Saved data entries
-*-

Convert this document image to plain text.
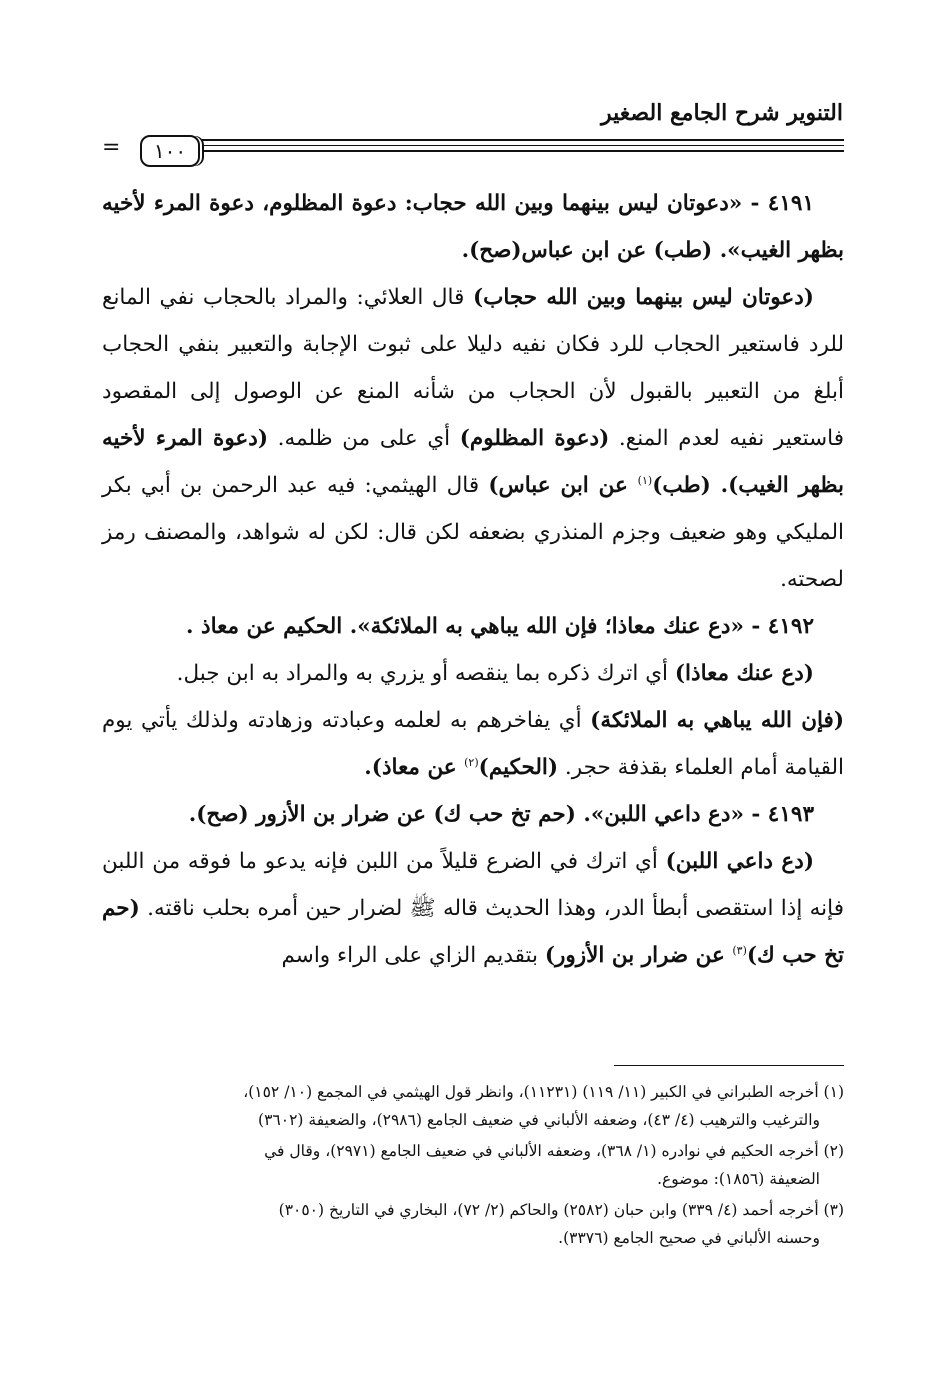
التنوير شرح الجامع الصغير
١٠٠
=

٤١٩١ - «دعوتان ليس بينهما وبين الله حجاب: دعوة المظلوم، دعوة المرء لأخيه بظهر الغيب». (طب) عن ابن عباس(صح).

(دعوتان ليس بينهما وبين الله حجاب) قال العلائي: والمراد بالحجاب نفي المانع للرد فاستعير الحجاب للرد فكان نفيه دليلا على ثبوت الإجابة والتعبير بنفي الحجاب أبلغ من التعبير بالقبول لأن الحجاب من شأنه المنع عن الوصول إلى المقصود فاستعير نفيه لعدم المنع. (دعوة المظلوم) أي على من ظلمه. (دعوة المرء لأخيه بظهر الغيب). (طب)$^{(١)}$ عن ابن عباس) قال الهيثمي: فيه عبد الرحمن بن أبي بكر المليكي وهو ضعيف وجزم المنذري بضعفه لكن قال: لكن له شواهد، والمصنف رمز لصحته.

٤١٩٢ - «دع عنك معاذا؛ فإن الله يباهي به الملائكة». الحكيم عن معاذ .

(دع عنك معاذا) أي اترك ذكره بما ينقصه أو يزري به والمراد به ابن جبل.
(فإن الله يباهي به الملائكة) أي يفاخرهم به لعلمه وعبادته وزهادته ولذلك يأتي يوم القيامة أمام العلماء بقذفة حجر. (الحكيم)$^{(٢)}$ عن معاذ).

٤١٩٣ - «دع داعي اللبن». (حم تخ حب ك) عن ضرار بن الأزور (صح).

(دع داعي اللبن) أي اترك في الضرع قليلاً من اللبن فإنه يدعو ما فوقه من اللبن فإنه إذا استقصى أبطأ الدر، وهذا الحديث قاله ﷺ لضرار حين أمره بحلب ناقته. (حم تخ حب ك)$^{(٣)}$ عن ضرار بن الأزور) بتقديم الزاي على الراء واسم

(١) أخرجه الطبراني في الكبير (١١/ ١١٩) (١١٢٣١)، وانظر قول الهيثمي في المجمع (١٠/ ١٥٢)،
والترغيب والترهيب (٤/ ٤٣)، وضعفه الألباني في ضعيف الجامع (٢٩٨٦)، والضعيفة (٣٦٠٢)

(٢) أخرجه الحكيم في نوادره (١/ ٣٦٨)، وضعفه الألباني في ضعيف الجامع (٢٩٧١)، وقال في
الضعيفة (١٨٥٦): موضوع.

(٣) أخرجه أحمد (٤/ ٣٣٩) وابن حبان (٢٥٨٢) والحاكم (٢/ ٧٢)، البخاري في التاريخ (٣٠٥٠)
وحسنه الألباني في صحيح الجامع (٣٣٧٦).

-*-

* _Task instructions_
Your task is an exact transcription of all the data, minus the pictures.

* _Result_
Convert this document image to plain text.
التنوير شرح الجامع الصغير
١٠٠
=

٤١٩١ - «دعوتان ليس بينهما وبين الله حجاب: دعوة المظلوم، دعوة المرء لأخيه بظهر الغيب». (طب) عن ابن عباس(صح).

(دعوتان ليس بينهما وبين الله حجاب) قال العلائي: والمراد بالحجاب نفي المانع للرد فاستعير الحجاب للرد فكان نفيه دليلا على ثبوت الإجابة والتعبير بنفي الحجاب أبلغ من التعبير بالقبول لأن الحجاب من شأنه المنع عن الوصول إلى المقصود فاستعير نفيه لعدم المنع. (دعوة المظلوم) أي على من ظلمه. (دعوة المرء لأخيه بظهر الغيب). (طب)$^{(١)}$ عن ابن عباس) قال الهيثمي: فيه عبد الرحمن بن أبي بكر المليكي وهو ضعيف وجزم المنذري بضعفه لكن قال: لكن له شواهد، والمصنف رمز لصحته.

٤١٩٢ - «دع عنك معاذا؛ فإن الله يباهي به الملائكة». الحكيم عن معاذ .

(دع عنك معاذا) أي اترك ذكره بما ينقصه أو يزري به والمراد به ابن جبل.
(فإن الله يباهي به الملائكة) أي يفاخرهم به لعلمه وعبادته وزهادته ولذلك يأتي يوم القيامة أمام العلماء بقذفة حجر. (الحكيم)$^{(٢)}$ عن معاذ).

٤١٩٣ - «دع داعي اللبن». (حم تخ حب ك) عن ضرار بن الأزور (صح).

(دع داعي اللبن) أي اترك في الضرع قليلاً من اللبن فإنه يدعو ما فوقه من اللبن فإنه إذا استقصى أبطأ الدر، وهذا الحديث قاله ﷺ لضرار حين أمره بحلب ناقته. (حم تخ حب ك)$^{(٣)}$ عن ضرار بن الأزور) بتقديم الزاي على الراء واسم

(١) أخرجه الطبراني في الكبير (١١/ ١١٩) (١١٢٣١)، وانظر قول الهيثمي في المجمع (١٠/ ١٥٢)،
والترغيب والترهيب (٤/ ٤٣)، وضعفه الألباني في ضعيف الجامع (٢٩٨٦)، والضعيفة (٣٦٠٢)

(٢) أخرجه الحكيم في نوادره (١/ ٣٦٨)، وضعفه الألباني في ضعيف الجامع (٢٩٧١)، وقال في
الضعيفة (١٨٥٦): موضوع.

(٣) أخرجه أحمد (٤/ ٣٣٩) وابن حبان (٢٥٨٢) والحاكم (٢/ ٧٢)، البخاري في التاريخ (٣٠٥٠)
وحسنه الألباني في صحيح الجامع (٣٣٧٦).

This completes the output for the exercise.